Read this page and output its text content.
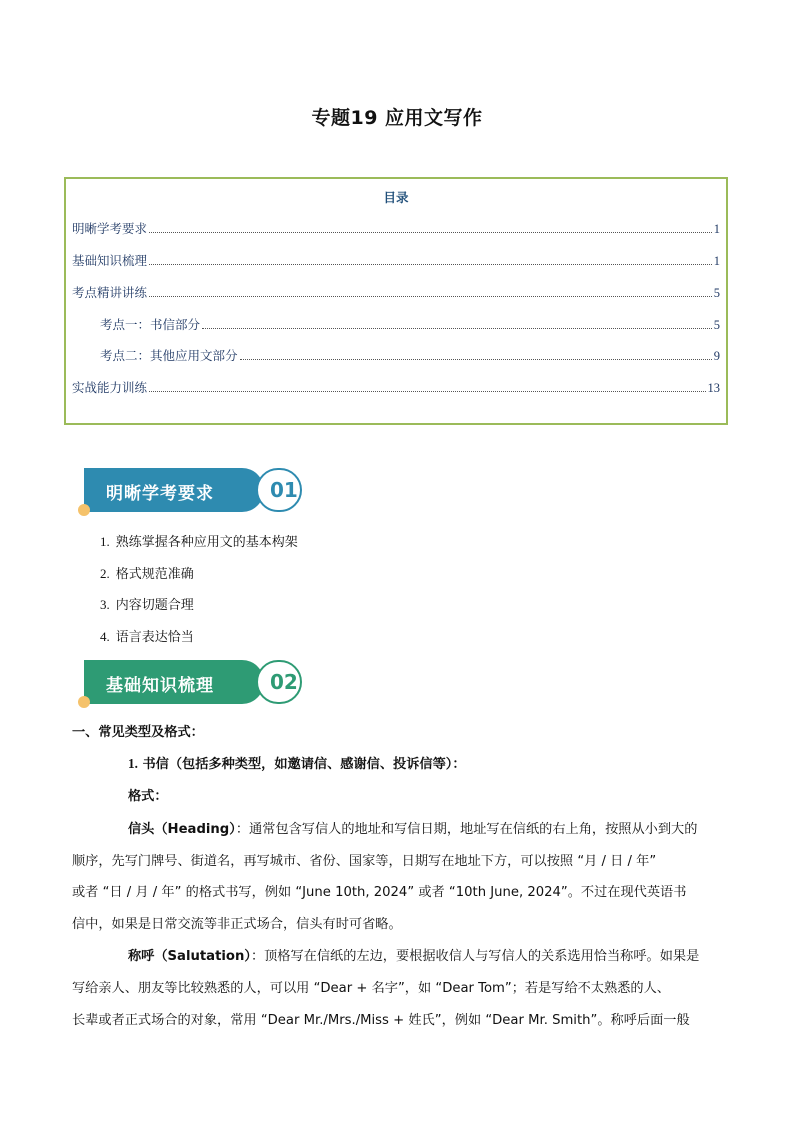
专题19 应用文写作
目录
明晰学考要求	1
基础知识梳理	1
考点精讲讲练	5
考点一：书信部分	5
考点二：其他应用文部分	9
实战能力训练	13
明晰学考要求	01
1. 熟练掌握各种应用文的基本构架
2. 格式规范准确
3. 内容切题合理
4. 语言表达恰当
基础知识梳理	02
一、常见类型及格式：
1. 书信（包括多种类型，如邀请信、感谢信、投诉信等）：
格式：
信头（Heading）：通常包含写信人的地址和写信日期，地址写在信纸的右上角，按照从小到大的
顺序，先写门牌号、街道名，再写城市、省份、国家等，日期写在地址下方，可以按照 “月 / 日 / 年”
或者 “日 / 月 / 年” 的格式书写，例如 “June 10th, 2024” 或者 “10th June, 2024”。不过在现代英语书
信中，如果是日常交流等非正式场合，信头有时可省略。
称呼（Salutation）：顶格写在信纸的左边，要根据收信人与写信人的关系选用恰当称呼。如果是
写给亲人、朋友等比较熟悉的人，可以用 “Dear + 名字”，如 “Dear Tom”；若是写给不太熟悉的人、
长辈或者正式场合的对象，常用 “Dear Mr./Mrs./Miss + 姓氏”，例如 “Dear Mr. Smith”。称呼后面一般
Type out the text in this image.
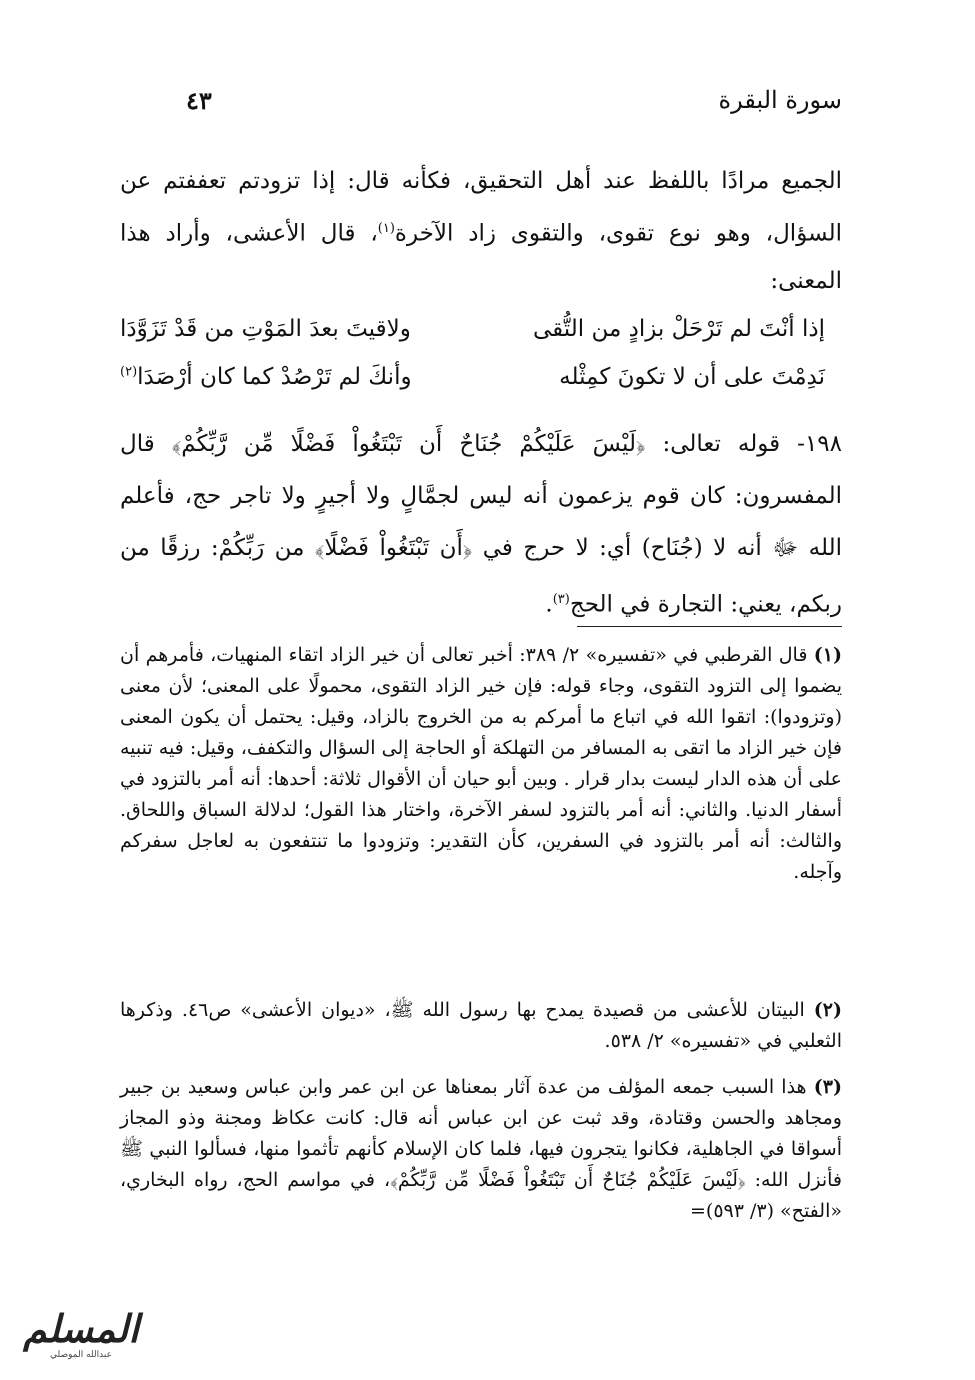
سورة البقرة
٤٣

الجميع مرادًا باللفظ عند أهل التحقيق، فكأنه قال: إذا تزودتم تعففتم عن السؤال، وهو نوع تقوى، والتقوى زاد الآخرة$^{(١)}$، قال الأعشى، وأراد هذا المعنى:

إذا أنْتَ لم تَرْحَلْ بزادٍ من التُّقى
ولاقيتَ بعدَ المَوْتِ من قَدْ تَزَوَّدَا
نَدِمْتَ على أن لا تكونَ كمِثْله
وأنكَ لم تَرْصُدْ كما كان أرْصَدَا$^{(٢)}$

١٩٨- قوله تعالى: ﴿لَيْسَ عَلَيْكُمْ جُنَاحٌ أَن تَبْتَغُواْ فَضْلًا مِّن رَّبِّكُمْ﴾ قال المفسرون: كان قوم يزعمون أنه ليس لجمَّالٍ ولا أجيرٍ ولا تاجر حج، فأعلم الله ﷻ أنه لا (جُنَاح) أي: لا حرج في ﴿أَن تَبْتَغُواْ فَضْلًا﴾ من رَبِّكُمْ: رزقًا من ربكم، يعني: التجارة في الحج$^{(٣)}$.

(١) قال القرطبي في «تفسيره» ٢/ ٣٨٩: أخبر تعالى أن خير الزاد اتقاء المنهيات، فأمرهم أن يضموا إلى التزود التقوى، وجاء قوله: فإن خير الزاد التقوى، محمولًا على المعنى؛ لأن معنى (وتزودوا): اتقوا الله في اتباع ما أمركم به من الخروج بالزاد، وقيل: يحتمل أن يكون المعنى فإن خير الزاد ما اتقى به المسافر من التهلكة أو الحاجة إلى السؤال والتكفف، وقيل: فيه تنبيه على أن هذه الدار ليست بدار قرار . وبين أبو حيان أن الأقوال ثلاثة: أحدها: أنه أمر بالتزود في أسفار الدنيا. والثاني: أنه أمر بالتزود لسفر الآخرة، واختار هذا القول؛ لدلالة السباق واللحاق. والثالث: أنه أمر بالتزود في السفرين، كأن التقدير: وتزودوا ما تنتفعون به لعاجل سفركم وآجله.

(٢) البيتان للأعشى من قصيدة يمدح بها رسول الله ﷺ، «ديوان الأعشى» ص٤٦. وذكرها الثعلبي في «تفسيره» ٢/ ٥٣٨.

(٣) هذا السبب جمعه المؤلف من عدة آثار بمعناها عن ابن عمر وابن عباس وسعيد بن جبير ومجاهد والحسن وقتادة، وقد ثبت عن ابن عباس أنه قال: كانت عكاظ ومجنة وذو المجاز أسواقا في الجاهلية، فكانوا يتجرون فيها، فلما كان الإسلام كأنهم تأثموا منها، فسألوا النبي ﷺ فأنزل الله: ﴿لَيْسَ عَلَيْكُمْ جُنَاحٌ أَن تَبْتَغُواْ فَضْلًا مِّن رَّبِّكُمْ﴾، في مواسم الحج، رواه البخاري، «الفتح» (٣/ ٥٩٣)=

المسلم
عبدالله الموصلي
============================================================
EXERCISE REQUIREMENTS: Copy the material exactly. Do not include the pictures.

SOLUTION TO THIS PROBLEM:
Read this page and output its text content.
专题19 应用文写作
目录
明晰学考要求	1
基础知识梳理	1
考点精讲讲练	5
考点一：书信部分	5
考点二：其他应用文部分	9
实战能力训练	13
明晰学考要求	01
1. 熟练掌握各种应用文的基本构架
2. 格式规范准确
3. 内容切题合理
4. 语言表达恰当
基础知识梳理	02
一、常见类型及格式：
1. 书信（包括多种类型，如邀请信、感谢信、投诉信等）：
格式：
信头（Heading）：通常包含写信人的地址和写信日期，地址写在信纸的右上角，按照从小到大的
顺序，先写门牌号、街道名，再写城市、省份、国家等，日期写在地址下方，可以按照 “月 / 日 / 年”
或者 “日 / 月 / 年” 的格式书写，例如 “June 10th, 2024” 或者 “10th June, 2024”。不过在现代英语书
信中，如果是日常交流等非正式场合，信头有时可省略。
称呼（Salutation）：顶格写在信纸的左边，要根据收信人与写信人的关系选用恰当称呼。如果是
写给亲人、朋友等比较熟悉的人，可以用 “Dear + 名字”，如 “Dear Tom”；若是写给不太熟悉的人、
长辈或者正式场合的对象，常用 “Dear Mr./Mrs./Miss + 姓氏”，例如 “Dear Mr. Smith”。称呼后面一般
Type out the text in this image.
سورة البقرة
٤٣

الجميع مرادًا باللفظ عند أهل التحقيق، فكأنه قال: إذا تزودتم تعففتم عن السؤال، وهو نوع تقوى، والتقوى زاد الآخرة$^{(١)}$، قال الأعشى، وأراد هذا المعنى:

إذا أنْتَ لم تَرْحَلْ بزادٍ من التُّقى
ولاقيتَ بعدَ المَوْتِ من قَدْ تَزَوَّدَا
نَدِمْتَ على أن لا تكونَ كمِثْله
وأنكَ لم تَرْصُدْ كما كان أرْصَدَا$^{(٢)}$

١٩٨- قوله تعالى: ﴿لَيْسَ عَلَيْكُمْ جُنَاحٌ أَن تَبْتَغُواْ فَضْلًا مِّن رَّبِّكُمْ﴾ قال المفسرون: كان قوم يزعمون أنه ليس لجمَّالٍ ولا أجيرٍ ولا تاجر حج، فأعلم الله ﷻ أنه لا (جُنَاح) أي: لا حرج في ﴿أَن تَبْتَغُواْ فَضْلًا﴾ من رَبِّكُمْ: رزقًا من ربكم، يعني: التجارة في الحج$^{(٣)}$.

(١) قال القرطبي في «تفسيره» ٢/ ٣٨٩: أخبر تعالى أن خير الزاد اتقاء المنهيات، فأمرهم أن يضموا إلى التزود التقوى، وجاء قوله: فإن خير الزاد التقوى، محمولًا على المعنى؛ لأن معنى (وتزودوا): اتقوا الله في اتباع ما أمركم به من الخروج بالزاد، وقيل: يحتمل أن يكون المعنى فإن خير الزاد ما اتقى به المسافر من التهلكة أو الحاجة إلى السؤال والتكفف، وقيل: فيه تنبيه على أن هذه الدار ليست بدار قرار . وبين أبو حيان أن الأقوال ثلاثة: أحدها: أنه أمر بالتزود في أسفار الدنيا. والثاني: أنه أمر بالتزود لسفر الآخرة، واختار هذا القول؛ لدلالة السباق واللحاق. والثالث: أنه أمر بالتزود في السفرين، كأن التقدير: وتزودوا ما تنتفعون به لعاجل سفركم وآجله.

(٢) البيتان للأعشى من قصيدة يمدح بها رسول الله ﷺ، «ديوان الأعشى» ص٤٦. وذكرها الثعلبي في «تفسيره» ٢/ ٥٣٨.

(٣) هذا السبب جمعه المؤلف من عدة آثار بمعناها عن ابن عمر وابن عباس وسعيد بن جبير ومجاهد والحسن وقتادة، وقد ثبت عن ابن عباس أنه قال: كانت عكاظ ومجنة وذو المجاز أسواقا في الجاهلية، فكانوا يتجرون فيها، فلما كان الإسلام كأنهم تأثموا منها، فسألوا النبي ﷺ فأنزل الله: ﴿لَيْسَ عَلَيْكُمْ جُنَاحٌ أَن تَبْتَغُواْ فَضْلًا مِّن رَّبِّكُمْ﴾، في مواسم الحج، رواه البخاري، «الفتح» (٣/ ٥٩٣)=

المسلم
عبدالله الموصلي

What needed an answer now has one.